А Тимоше шестнадцать лет было. Он от угона в Германию уклонялся. Один раз дома был. Проходит мимо нас тетя Мотя, жена полицая, с пустым ведром, и на ходу говорит: «Тимоша, бери ведро и иди за мной к колодцу», – и сама пошла.
Тимоша быстренько вылил воду в нячвы и за ней. Возле колодца тетя Мотя ему и сказала, шо ночью за ним полицаи придут. Тимоша собрался и – на родину под Белгород. А это семьдесят километров, и всё в обход, чтобы на немцев не напороться. А когда там его заметили и стали у родни спрашивать, чий это хлоп, опять домой вернулся. Так почему-то говорили – хлоп, а не хлопец.
Тимошу мы долго скрывали. Он приходил домой поздно вечером и рано утром по темноте из дома уходил. Где он высиживался, хто зна? Если Тимоша вечером уже был дома и кто-то к нам приходил, он сразу на печку прятался.
В барский дом сын помещика вернулся Фёдор с женой Мотей и с двумя детьми. Он главой полицаев был, поэтому Мотя Тимошу и предупредила. Она добрая была.
........
[Задание]
Ответьте, пожалуйста, на вопросы по отрывку и пометьте ответы теми же буквами.
(а) Сколько лет было Тимоше?
(б) Куда отправился Тимоша после предупреждения у колодца и сколько туда было километров?
(в) Кем был Фёдор, вернувшийся в барский дом?
........
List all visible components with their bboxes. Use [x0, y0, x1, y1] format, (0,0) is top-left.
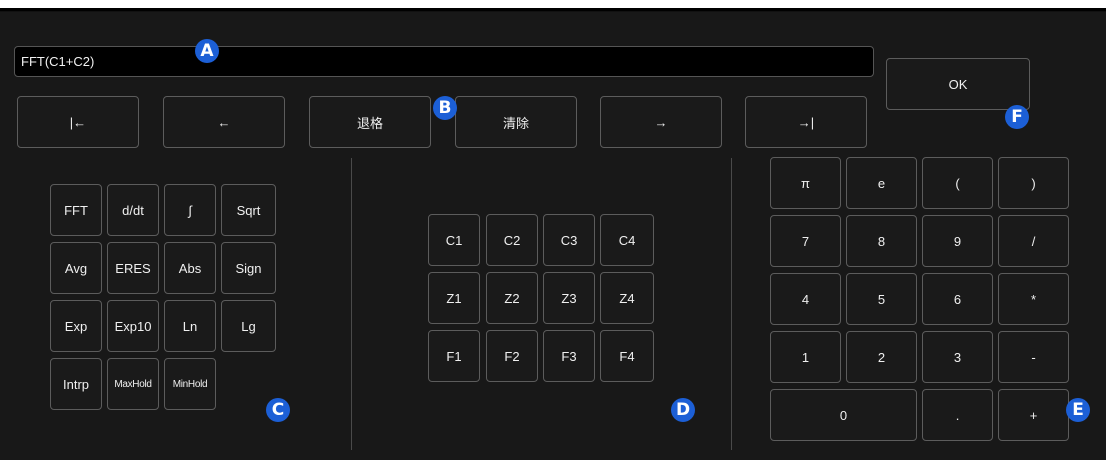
cursor-end-button[interactable]: →| — [745, 96, 867, 148]
expression-input[interactable]: FFT(C1+C2) — [14, 46, 874, 77]
key-multiply[interactable]: * — [998, 273, 1069, 325]
callout-marker-d: D — [671, 398, 695, 422]
source-f2-button[interactable]: F2 — [486, 330, 538, 382]
key-6[interactable]: 6 — [922, 273, 993, 325]
key-2[interactable]: 2 — [846, 331, 917, 383]
callout-marker-c: C — [266, 398, 290, 422]
source-c1-button[interactable]: C1 — [428, 214, 480, 266]
key-close-paren[interactable]: ) — [998, 157, 1069, 209]
key-divide[interactable]: / — [998, 215, 1069, 267]
cursor-left-button[interactable]: ← — [163, 96, 285, 148]
func-sqrt-button[interactable]: Sqrt — [221, 184, 276, 236]
source-f4-button[interactable]: F4 — [600, 330, 654, 382]
callout-marker-a: A — [195, 39, 219, 63]
func-exp10-button[interactable]: Exp10 — [107, 300, 159, 352]
ok-button[interactable]: OK — [886, 58, 1030, 110]
func-exp-button[interactable]: Exp — [50, 300, 102, 352]
backspace-button[interactable]: 退格 — [309, 96, 431, 148]
func-sign-button[interactable]: Sign — [221, 242, 276, 294]
source-z1-button[interactable]: Z1 — [428, 272, 480, 324]
cursor-right-button[interactable]: → — [600, 96, 722, 148]
key-5[interactable]: 5 — [846, 273, 917, 325]
callout-marker-b: B — [433, 96, 457, 120]
func-minhold-button[interactable]: MinHold — [164, 358, 216, 410]
key-plus[interactable]: + — [998, 389, 1069, 441]
key-3[interactable]: 3 — [922, 331, 993, 383]
callout-marker-f: F — [1005, 105, 1029, 129]
source-z3-button[interactable]: Z3 — [543, 272, 595, 324]
source-c3-button[interactable]: C3 — [543, 214, 595, 266]
func-abs-button[interactable]: Abs — [164, 242, 216, 294]
func-intrp-button[interactable]: Intrp — [50, 358, 102, 410]
key-0[interactable]: 0 — [770, 389, 917, 441]
cursor-home-button[interactable]: |← — [17, 96, 139, 148]
func-ln-button[interactable]: Ln — [164, 300, 216, 352]
key-8[interactable]: 8 — [846, 215, 917, 267]
source-f1-button[interactable]: F1 — [428, 330, 480, 382]
key-open-paren[interactable]: ( — [922, 157, 993, 209]
source-z4-button[interactable]: Z4 — [600, 272, 654, 324]
source-c2-button[interactable]: C2 — [486, 214, 538, 266]
key-decimal[interactable]: . — [922, 389, 993, 441]
math-expression-editor: FFT(C1+C2) |← ← 退格 清除 → →| OK FFT d/dt ∫… — [0, 11, 1106, 460]
key-1[interactable]: 1 — [770, 331, 841, 383]
func-fft-button[interactable]: FFT — [50, 184, 102, 236]
source-f3-button[interactable]: F3 — [543, 330, 595, 382]
key-7[interactable]: 7 — [770, 215, 841, 267]
source-z2-button[interactable]: Z2 — [486, 272, 538, 324]
key-pi[interactable]: π — [770, 157, 841, 209]
callout-marker-e: E — [1066, 398, 1090, 422]
func-derivative-button[interactable]: d/dt — [107, 184, 159, 236]
func-avg-button[interactable]: Avg — [50, 242, 102, 294]
func-eres-button[interactable]: ERES — [107, 242, 159, 294]
key-4[interactable]: 4 — [770, 273, 841, 325]
clear-button[interactable]: 清除 — [455, 96, 577, 148]
key-minus[interactable]: - — [998, 331, 1069, 383]
func-maxhold-button[interactable]: MaxHold — [107, 358, 159, 410]
func-integral-button[interactable]: ∫ — [164, 184, 216, 236]
key-9[interactable]: 9 — [922, 215, 993, 267]
divider-left — [351, 158, 352, 450]
func-lg-button[interactable]: Lg — [221, 300, 276, 352]
source-c4-button[interactable]: C4 — [600, 214, 654, 266]
key-e[interactable]: e — [846, 157, 917, 209]
divider-right — [731, 158, 732, 450]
........
[Ответ на задание]
(а) Шестнадцать лет.
(б) На родину под Белгород, туда было семьдесят километров.
(в) Сыном помещика и главой полицаев.